DATA:
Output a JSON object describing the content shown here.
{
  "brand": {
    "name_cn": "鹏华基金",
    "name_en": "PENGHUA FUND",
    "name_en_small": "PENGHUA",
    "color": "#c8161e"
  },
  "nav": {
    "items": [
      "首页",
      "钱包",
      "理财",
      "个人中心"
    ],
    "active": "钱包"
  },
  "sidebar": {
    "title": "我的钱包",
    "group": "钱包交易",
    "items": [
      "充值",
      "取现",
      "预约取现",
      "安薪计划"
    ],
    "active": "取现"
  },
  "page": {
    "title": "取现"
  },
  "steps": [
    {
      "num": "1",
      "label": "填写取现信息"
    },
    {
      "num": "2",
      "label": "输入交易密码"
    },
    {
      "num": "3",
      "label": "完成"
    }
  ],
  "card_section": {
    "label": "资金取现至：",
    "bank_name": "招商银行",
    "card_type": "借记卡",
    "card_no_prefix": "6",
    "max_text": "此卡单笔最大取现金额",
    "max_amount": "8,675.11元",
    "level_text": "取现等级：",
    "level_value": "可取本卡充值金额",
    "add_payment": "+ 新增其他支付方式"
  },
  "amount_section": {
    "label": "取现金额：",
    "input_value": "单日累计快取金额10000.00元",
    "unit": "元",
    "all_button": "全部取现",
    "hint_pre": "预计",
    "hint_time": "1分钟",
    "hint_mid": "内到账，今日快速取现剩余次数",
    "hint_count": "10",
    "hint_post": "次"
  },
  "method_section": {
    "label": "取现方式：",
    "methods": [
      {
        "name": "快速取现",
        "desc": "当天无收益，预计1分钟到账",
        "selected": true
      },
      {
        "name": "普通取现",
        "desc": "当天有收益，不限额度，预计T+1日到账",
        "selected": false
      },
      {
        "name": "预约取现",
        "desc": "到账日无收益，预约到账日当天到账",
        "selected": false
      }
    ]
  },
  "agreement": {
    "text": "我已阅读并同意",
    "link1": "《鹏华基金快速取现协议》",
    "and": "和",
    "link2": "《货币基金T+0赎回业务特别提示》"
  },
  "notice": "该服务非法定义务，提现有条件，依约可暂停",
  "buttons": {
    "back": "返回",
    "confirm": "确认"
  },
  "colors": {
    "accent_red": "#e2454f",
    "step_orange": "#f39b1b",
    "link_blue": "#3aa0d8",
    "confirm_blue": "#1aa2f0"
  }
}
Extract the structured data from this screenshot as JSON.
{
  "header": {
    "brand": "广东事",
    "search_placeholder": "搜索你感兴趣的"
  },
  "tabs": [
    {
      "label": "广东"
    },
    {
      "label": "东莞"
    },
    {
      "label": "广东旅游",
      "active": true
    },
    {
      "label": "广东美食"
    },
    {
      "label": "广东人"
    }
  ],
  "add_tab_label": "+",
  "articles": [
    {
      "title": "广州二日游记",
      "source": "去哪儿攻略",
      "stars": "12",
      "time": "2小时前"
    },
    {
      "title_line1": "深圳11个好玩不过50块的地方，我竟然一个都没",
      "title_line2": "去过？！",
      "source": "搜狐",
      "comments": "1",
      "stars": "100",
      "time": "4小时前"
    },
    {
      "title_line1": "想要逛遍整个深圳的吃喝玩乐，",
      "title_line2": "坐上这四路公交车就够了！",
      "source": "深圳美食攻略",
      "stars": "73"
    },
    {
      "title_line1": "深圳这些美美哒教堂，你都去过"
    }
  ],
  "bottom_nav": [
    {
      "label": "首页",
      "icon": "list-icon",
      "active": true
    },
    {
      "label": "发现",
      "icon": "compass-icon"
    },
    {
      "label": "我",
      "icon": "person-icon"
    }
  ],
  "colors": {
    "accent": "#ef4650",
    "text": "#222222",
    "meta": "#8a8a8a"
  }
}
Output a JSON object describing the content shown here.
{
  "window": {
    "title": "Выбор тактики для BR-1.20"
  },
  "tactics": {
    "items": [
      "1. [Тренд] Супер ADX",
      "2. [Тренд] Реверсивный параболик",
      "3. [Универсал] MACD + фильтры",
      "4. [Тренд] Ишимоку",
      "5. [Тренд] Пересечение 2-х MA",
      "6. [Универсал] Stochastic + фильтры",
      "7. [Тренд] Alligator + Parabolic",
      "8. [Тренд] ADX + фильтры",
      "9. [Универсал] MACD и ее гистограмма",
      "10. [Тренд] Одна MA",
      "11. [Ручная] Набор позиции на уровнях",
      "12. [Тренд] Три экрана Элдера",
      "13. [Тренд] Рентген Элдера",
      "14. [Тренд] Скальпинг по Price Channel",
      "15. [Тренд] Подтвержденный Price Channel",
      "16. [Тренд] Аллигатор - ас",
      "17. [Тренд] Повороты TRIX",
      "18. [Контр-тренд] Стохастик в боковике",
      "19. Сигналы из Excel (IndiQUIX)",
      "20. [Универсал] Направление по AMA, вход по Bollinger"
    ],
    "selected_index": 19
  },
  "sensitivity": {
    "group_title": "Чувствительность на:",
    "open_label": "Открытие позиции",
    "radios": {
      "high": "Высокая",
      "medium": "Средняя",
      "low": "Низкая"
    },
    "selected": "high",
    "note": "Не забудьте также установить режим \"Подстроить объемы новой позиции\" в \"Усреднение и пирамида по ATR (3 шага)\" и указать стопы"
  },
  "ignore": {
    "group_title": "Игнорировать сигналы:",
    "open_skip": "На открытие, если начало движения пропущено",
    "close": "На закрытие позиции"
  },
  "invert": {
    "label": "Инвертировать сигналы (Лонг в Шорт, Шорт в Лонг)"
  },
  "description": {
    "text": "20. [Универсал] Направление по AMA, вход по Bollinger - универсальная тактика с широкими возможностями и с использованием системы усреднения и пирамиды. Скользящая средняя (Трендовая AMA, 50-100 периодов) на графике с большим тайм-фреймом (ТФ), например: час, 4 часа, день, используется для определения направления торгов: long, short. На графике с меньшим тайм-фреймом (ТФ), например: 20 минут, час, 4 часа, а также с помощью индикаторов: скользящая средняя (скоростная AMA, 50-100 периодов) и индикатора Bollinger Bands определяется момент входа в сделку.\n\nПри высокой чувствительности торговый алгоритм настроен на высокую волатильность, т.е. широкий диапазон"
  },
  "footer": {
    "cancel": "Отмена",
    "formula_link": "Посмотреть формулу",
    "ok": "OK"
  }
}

PROBLEM DETAILS: Of all the lines in the listing above, how many contain the word "вход"? Answer with the number alone.

CORRECT RESULT: 2